### Required task
Leave out the pictures and restate the rest of the data exactly.

Records from a collection of figures

+---+

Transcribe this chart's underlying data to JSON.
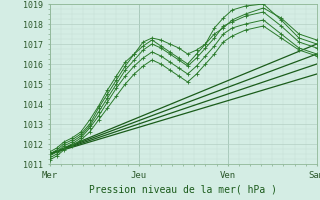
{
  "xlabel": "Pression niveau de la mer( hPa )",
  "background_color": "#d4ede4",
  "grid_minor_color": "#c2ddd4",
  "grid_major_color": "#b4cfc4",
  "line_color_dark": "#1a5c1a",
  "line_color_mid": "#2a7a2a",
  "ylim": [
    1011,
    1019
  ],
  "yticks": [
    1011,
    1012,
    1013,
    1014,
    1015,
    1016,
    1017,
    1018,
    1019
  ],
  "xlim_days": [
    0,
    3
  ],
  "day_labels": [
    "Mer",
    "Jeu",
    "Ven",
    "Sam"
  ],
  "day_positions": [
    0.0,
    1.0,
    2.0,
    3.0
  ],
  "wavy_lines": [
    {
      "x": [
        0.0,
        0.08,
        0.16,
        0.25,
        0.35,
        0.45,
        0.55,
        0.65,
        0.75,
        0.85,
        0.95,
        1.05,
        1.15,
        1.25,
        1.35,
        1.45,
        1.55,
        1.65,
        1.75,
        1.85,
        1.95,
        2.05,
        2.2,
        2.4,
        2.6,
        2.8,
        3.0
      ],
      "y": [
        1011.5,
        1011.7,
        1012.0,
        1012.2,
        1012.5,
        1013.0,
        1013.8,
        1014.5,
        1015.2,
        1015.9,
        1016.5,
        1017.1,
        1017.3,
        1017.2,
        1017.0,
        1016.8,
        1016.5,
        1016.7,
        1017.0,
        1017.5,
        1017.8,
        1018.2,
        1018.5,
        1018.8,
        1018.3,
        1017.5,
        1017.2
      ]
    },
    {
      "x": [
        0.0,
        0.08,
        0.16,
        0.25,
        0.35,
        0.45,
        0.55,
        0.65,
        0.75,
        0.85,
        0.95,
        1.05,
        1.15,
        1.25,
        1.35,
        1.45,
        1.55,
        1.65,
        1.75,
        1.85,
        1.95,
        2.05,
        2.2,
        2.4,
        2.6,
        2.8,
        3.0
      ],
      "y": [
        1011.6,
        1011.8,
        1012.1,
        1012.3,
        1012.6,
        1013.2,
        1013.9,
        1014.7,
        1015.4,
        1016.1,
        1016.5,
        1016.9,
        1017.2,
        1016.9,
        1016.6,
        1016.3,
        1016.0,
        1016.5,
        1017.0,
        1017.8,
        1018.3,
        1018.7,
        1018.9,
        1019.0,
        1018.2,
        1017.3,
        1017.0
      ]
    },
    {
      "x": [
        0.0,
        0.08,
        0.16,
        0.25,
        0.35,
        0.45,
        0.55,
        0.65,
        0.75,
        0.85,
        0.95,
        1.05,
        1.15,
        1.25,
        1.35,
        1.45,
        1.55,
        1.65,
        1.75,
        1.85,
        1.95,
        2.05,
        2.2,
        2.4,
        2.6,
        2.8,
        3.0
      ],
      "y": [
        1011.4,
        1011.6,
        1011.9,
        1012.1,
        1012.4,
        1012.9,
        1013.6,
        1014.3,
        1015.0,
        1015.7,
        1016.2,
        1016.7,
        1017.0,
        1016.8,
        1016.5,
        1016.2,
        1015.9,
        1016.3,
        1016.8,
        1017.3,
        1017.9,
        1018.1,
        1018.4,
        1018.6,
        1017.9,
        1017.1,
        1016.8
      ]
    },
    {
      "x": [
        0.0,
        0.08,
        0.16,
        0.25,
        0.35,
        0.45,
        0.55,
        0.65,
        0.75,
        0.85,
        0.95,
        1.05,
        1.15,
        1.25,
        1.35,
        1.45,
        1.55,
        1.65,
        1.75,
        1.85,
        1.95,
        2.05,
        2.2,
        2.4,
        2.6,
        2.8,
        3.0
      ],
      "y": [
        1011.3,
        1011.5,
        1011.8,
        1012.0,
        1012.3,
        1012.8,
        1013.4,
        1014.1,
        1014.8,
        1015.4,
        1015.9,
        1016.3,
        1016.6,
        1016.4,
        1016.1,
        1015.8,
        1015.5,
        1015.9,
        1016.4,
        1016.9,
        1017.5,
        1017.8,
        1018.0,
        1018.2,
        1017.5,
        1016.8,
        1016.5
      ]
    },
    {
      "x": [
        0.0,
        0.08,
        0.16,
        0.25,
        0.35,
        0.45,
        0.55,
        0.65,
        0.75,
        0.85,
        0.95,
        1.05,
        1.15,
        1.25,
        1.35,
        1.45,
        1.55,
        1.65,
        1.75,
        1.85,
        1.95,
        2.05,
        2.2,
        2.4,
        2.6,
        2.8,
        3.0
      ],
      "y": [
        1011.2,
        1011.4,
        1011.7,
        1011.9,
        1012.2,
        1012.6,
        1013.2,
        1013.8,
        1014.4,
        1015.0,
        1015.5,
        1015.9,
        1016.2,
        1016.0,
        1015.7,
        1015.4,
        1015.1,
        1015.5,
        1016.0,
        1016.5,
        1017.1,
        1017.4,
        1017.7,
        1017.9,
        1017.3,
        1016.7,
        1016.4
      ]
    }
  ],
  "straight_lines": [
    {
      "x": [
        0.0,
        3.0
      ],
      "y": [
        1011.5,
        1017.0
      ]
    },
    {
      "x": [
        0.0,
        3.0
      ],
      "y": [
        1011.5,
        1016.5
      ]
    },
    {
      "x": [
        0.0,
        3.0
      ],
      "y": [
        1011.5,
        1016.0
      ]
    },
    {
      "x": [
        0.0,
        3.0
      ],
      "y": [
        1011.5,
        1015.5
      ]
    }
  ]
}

+---+

### Exercise output
Transcribe this chart's underlying data to JSON.
{
  "xlabel": "Pression niveau de la mer( hPa )",
  "background_color": "#d4ede4",
  "grid_minor_color": "#c2ddd4",
  "grid_major_color": "#b4cfc4",
  "line_color_dark": "#1a5c1a",
  "line_color_mid": "#2a7a2a",
  "ylim": [
    1011,
    1019
  ],
  "yticks": [
    1011,
    1012,
    1013,
    1014,
    1015,
    1016,
    1017,
    1018,
    1019
  ],
  "xlim_days": [
    0,
    3
  ],
  "day_labels": [
    "Mer",
    "Jeu",
    "Ven",
    "Sam"
  ],
  "day_positions": [
    0.0,
    1.0,
    2.0,
    3.0
  ],
  "wavy_lines": [
    {
      "x": [
        0.0,
        0.08,
        0.16,
        0.25,
        0.35,
        0.45,
        0.55,
        0.65,
        0.75,
        0.85,
        0.95,
        1.05,
        1.15,
        1.25,
        1.35,
        1.45,
        1.55,
        1.65,
        1.75,
        1.85,
        1.95,
        2.05,
        2.2,
        2.4,
        2.6,
        2.8,
        3.0
      ],
      "y": [
        1011.5,
        1011.7,
        1012.0,
        1012.2,
        1012.5,
        1013.0,
        1013.8,
        1014.5,
        1015.2,
        1015.9,
        1016.5,
        1017.1,
        1017.3,
        1017.2,
        1017.0,
        1016.8,
        1016.5,
        1016.7,
        1017.0,
        1017.5,
        1017.8,
        1018.2,
        1018.5,
        1018.8,
        1018.3,
        1017.5,
        1017.2
      ]
    },
    {
      "x": [
        0.0,
        0.08,
        0.16,
        0.25,
        0.35,
        0.45,
        0.55,
        0.65,
        0.75,
        0.85,
        0.95,
        1.05,
        1.15,
        1.25,
        1.35,
        1.45,
        1.55,
        1.65,
        1.75,
        1.85,
        1.95,
        2.05,
        2.2,
        2.4,
        2.6,
        2.8,
        3.0
      ],
      "y": [
        1011.6,
        1011.8,
        1012.1,
        1012.3,
        1012.6,
        1013.2,
        1013.9,
        1014.7,
        1015.4,
        1016.1,
        1016.5,
        1016.9,
        1017.2,
        1016.9,
        1016.6,
        1016.3,
        1016.0,
        1016.5,
        1017.0,
        1017.8,
        1018.3,
        1018.7,
        1018.9,
        1019.0,
        1018.2,
        1017.3,
        1017.0
      ]
    },
    {
      "x": [
        0.0,
        0.08,
        0.16,
        0.25,
        0.35,
        0.45,
        0.55,
        0.65,
        0.75,
        0.85,
        0.95,
        1.05,
        1.15,
        1.25,
        1.35,
        1.45,
        1.55,
        1.65,
        1.75,
        1.85,
        1.95,
        2.05,
        2.2,
        2.4,
        2.6,
        2.8,
        3.0
      ],
      "y": [
        1011.4,
        1011.6,
        1011.9,
        1012.1,
        1012.4,
        1012.9,
        1013.6,
        1014.3,
        1015.0,
        1015.7,
        1016.2,
        1016.7,
        1017.0,
        1016.8,
        1016.5,
        1016.2,
        1015.9,
        1016.3,
        1016.8,
        1017.3,
        1017.9,
        1018.1,
        1018.4,
        1018.6,
        1017.9,
        1017.1,
        1016.8
      ]
    },
    {
      "x": [
        0.0,
        0.08,
        0.16,
        0.25,
        0.35,
        0.45,
        0.55,
        0.65,
        0.75,
        0.85,
        0.95,
        1.05,
        1.15,
        1.25,
        1.35,
        1.45,
        1.55,
        1.65,
        1.75,
        1.85,
        1.95,
        2.05,
        2.2,
        2.4,
        2.6,
        2.8,
        3.0
      ],
      "y": [
        1011.3,
        1011.5,
        1011.8,
        1012.0,
        1012.3,
        1012.8,
        1013.4,
        1014.1,
        1014.8,
        1015.4,
        1015.9,
        1016.3,
        1016.6,
        1016.4,
        1016.1,
        1015.8,
        1015.5,
        1015.9,
        1016.4,
        1016.9,
        1017.5,
        1017.8,
        1018.0,
        1018.2,
        1017.5,
        1016.8,
        1016.5
      ]
    },
    {
      "x": [
        0.0,
        0.08,
        0.16,
        0.25,
        0.35,
        0.45,
        0.55,
        0.65,
        0.75,
        0.85,
        0.95,
        1.05,
        1.15,
        1.25,
        1.35,
        1.45,
        1.55,
        1.65,
        1.75,
        1.85,
        1.95,
        2.05,
        2.2,
        2.4,
        2.6,
        2.8,
        3.0
      ],
      "y": [
        1011.2,
        1011.4,
        1011.7,
        1011.9,
        1012.2,
        1012.6,
        1013.2,
        1013.8,
        1014.4,
        1015.0,
        1015.5,
        1015.9,
        1016.2,
        1016.0,
        1015.7,
        1015.4,
        1015.1,
        1015.5,
        1016.0,
        1016.5,
        1017.1,
        1017.4,
        1017.7,
        1017.9,
        1017.3,
        1016.7,
        1016.4
      ]
    }
  ],
  "straight_lines": [
    {
      "x": [
        0.0,
        3.0
      ],
      "y": [
        1011.5,
        1017.0
      ]
    },
    {
      "x": [
        0.0,
        3.0
      ],
      "y": [
        1011.5,
        1016.5
      ]
    },
    {
      "x": [
        0.0,
        3.0
      ],
      "y": [
        1011.5,
        1016.0
      ]
    },
    {
      "x": [
        0.0,
        3.0
      ],
      "y": [
        1011.5,
        1015.5
      ]
    }
  ]
}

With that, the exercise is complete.